_Given instruction_
Check every line in the records below for the word "number" and report how many have it, nothing more.

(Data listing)
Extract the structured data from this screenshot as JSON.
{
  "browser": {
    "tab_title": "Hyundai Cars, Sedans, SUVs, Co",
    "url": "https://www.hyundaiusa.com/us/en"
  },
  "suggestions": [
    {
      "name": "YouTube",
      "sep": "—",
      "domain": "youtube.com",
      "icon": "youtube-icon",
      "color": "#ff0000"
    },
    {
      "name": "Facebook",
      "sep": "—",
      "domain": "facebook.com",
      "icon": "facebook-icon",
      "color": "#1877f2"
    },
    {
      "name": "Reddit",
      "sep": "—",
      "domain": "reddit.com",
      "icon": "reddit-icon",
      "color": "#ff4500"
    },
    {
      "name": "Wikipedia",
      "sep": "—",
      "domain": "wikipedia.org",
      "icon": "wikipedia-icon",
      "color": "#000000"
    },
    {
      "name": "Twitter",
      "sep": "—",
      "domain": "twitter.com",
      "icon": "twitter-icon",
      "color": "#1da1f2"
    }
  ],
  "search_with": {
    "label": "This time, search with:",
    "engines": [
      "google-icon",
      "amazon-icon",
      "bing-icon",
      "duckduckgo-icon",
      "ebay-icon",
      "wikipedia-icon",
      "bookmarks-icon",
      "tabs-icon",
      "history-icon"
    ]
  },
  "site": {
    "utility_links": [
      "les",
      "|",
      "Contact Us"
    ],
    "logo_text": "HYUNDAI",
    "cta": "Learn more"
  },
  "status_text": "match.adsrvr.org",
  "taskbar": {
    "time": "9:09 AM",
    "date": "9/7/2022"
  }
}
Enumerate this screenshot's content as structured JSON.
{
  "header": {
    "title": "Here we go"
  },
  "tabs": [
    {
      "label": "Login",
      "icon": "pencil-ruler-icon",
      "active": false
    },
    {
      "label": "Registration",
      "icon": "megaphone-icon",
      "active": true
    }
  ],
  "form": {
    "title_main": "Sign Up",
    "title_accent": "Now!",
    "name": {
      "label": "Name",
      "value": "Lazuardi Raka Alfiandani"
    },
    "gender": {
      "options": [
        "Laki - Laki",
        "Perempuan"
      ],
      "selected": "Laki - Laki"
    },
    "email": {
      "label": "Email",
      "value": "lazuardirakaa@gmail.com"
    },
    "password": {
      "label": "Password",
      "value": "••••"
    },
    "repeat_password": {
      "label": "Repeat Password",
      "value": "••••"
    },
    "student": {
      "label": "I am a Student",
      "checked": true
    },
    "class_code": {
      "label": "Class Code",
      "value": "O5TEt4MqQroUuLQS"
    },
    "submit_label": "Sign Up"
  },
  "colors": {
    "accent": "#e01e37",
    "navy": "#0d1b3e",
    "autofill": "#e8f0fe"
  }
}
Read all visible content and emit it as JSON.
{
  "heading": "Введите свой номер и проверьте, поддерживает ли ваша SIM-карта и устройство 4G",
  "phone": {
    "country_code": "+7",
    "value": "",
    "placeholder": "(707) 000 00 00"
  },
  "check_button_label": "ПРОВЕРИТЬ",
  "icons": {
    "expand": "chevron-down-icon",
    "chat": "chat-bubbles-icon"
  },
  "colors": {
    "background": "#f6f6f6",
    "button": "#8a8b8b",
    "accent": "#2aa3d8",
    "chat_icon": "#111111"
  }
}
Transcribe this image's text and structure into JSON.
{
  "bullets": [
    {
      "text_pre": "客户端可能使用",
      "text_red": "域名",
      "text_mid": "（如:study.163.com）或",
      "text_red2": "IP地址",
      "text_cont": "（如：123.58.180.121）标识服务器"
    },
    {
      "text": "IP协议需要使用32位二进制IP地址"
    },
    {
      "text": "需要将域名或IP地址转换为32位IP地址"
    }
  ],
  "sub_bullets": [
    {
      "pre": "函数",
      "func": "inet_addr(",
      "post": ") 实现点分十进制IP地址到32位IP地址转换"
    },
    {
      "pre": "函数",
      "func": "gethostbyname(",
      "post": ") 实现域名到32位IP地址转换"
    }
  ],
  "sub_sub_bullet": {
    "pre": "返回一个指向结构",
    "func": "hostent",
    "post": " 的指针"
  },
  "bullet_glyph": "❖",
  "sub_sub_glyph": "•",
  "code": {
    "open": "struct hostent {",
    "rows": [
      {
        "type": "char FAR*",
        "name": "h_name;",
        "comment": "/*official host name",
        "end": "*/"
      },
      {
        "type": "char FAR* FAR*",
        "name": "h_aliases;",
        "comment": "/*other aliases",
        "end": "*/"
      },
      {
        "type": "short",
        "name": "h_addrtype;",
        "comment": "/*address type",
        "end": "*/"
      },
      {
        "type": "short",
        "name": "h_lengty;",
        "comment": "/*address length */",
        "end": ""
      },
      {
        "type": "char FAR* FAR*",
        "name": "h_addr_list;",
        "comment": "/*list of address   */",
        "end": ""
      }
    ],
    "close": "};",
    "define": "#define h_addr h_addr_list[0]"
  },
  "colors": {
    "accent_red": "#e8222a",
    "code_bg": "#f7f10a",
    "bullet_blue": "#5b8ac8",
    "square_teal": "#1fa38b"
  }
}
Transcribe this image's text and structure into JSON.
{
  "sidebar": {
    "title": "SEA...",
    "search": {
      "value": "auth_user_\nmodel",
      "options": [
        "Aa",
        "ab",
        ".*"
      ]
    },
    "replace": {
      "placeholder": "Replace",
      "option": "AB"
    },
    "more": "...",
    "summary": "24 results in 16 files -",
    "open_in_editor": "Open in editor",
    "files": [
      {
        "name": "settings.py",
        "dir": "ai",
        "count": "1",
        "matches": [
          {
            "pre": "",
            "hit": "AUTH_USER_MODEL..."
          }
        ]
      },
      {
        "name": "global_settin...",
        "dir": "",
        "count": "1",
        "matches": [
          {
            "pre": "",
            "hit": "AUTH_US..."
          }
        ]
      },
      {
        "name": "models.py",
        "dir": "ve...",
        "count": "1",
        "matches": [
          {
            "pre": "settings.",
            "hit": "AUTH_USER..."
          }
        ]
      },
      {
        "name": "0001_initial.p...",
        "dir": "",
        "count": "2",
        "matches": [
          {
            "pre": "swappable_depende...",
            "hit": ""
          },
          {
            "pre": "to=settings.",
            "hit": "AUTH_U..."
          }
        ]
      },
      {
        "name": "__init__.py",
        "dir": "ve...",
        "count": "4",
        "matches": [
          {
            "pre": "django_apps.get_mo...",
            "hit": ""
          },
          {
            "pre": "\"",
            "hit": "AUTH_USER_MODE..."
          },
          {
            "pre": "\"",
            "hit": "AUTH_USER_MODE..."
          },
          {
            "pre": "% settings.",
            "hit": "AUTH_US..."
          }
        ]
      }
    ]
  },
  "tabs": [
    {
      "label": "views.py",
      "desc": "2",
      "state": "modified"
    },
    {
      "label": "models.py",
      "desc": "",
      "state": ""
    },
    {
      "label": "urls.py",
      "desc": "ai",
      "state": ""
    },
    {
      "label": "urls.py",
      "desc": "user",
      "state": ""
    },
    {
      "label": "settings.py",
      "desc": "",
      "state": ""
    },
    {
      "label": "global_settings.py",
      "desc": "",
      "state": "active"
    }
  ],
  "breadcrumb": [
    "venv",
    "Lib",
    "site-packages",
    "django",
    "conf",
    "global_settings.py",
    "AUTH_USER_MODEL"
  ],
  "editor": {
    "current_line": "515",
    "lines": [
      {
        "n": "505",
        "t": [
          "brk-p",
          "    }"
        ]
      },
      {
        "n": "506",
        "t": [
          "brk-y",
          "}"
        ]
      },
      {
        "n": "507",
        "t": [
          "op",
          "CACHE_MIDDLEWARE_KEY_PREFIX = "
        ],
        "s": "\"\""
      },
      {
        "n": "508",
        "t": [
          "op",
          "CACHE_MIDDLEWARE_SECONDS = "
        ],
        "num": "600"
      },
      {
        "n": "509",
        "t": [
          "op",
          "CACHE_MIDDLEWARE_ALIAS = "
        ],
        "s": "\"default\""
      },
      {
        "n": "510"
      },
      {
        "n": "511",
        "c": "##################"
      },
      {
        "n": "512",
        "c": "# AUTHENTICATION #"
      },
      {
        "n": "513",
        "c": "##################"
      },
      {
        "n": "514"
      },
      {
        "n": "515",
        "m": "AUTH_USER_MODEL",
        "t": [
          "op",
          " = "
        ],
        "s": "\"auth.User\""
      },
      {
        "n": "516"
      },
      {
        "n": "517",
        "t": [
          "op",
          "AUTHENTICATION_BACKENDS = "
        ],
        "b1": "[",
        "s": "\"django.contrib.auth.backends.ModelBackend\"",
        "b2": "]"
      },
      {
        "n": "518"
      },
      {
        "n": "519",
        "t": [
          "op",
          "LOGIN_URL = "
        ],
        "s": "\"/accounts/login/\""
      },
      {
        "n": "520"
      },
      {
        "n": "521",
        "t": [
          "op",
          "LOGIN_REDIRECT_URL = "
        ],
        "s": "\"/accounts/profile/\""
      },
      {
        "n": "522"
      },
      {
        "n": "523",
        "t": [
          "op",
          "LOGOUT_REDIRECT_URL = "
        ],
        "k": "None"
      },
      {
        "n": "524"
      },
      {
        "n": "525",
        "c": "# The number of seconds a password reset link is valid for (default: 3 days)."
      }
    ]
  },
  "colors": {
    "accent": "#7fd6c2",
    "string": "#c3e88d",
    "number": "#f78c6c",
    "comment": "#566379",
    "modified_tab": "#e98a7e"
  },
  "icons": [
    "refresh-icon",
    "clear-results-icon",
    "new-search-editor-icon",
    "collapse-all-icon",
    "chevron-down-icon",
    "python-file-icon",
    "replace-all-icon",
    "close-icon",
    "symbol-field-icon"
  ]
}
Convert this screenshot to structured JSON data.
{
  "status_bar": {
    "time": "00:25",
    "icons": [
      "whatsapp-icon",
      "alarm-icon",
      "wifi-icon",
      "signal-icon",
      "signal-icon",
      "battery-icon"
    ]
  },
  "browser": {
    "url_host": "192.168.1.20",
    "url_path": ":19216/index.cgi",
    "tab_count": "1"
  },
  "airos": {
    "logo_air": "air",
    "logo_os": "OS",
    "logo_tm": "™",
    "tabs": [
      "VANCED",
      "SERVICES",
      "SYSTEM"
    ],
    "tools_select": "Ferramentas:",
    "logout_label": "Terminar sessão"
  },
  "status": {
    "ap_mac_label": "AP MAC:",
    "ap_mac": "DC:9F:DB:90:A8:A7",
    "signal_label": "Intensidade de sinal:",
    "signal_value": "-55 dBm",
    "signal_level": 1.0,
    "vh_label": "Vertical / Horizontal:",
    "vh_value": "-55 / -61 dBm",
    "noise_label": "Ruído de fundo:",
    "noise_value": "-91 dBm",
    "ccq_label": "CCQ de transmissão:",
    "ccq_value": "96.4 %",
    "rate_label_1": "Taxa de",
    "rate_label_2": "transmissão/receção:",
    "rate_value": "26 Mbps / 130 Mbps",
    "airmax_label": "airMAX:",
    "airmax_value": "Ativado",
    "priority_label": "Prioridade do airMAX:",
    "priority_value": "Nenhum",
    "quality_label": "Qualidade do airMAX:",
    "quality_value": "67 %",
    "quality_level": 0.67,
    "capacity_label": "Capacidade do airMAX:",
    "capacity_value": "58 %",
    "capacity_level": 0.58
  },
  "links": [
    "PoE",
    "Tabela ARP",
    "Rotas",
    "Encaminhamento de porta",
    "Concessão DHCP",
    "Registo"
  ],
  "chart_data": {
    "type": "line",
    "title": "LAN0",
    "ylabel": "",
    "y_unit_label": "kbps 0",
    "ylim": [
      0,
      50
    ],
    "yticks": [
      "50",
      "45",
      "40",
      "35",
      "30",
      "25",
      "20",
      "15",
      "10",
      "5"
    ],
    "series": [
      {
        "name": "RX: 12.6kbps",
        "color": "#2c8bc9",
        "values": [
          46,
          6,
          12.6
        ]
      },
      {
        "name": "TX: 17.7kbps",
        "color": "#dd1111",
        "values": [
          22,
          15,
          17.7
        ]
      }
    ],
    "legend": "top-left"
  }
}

_Answer to this problem_
2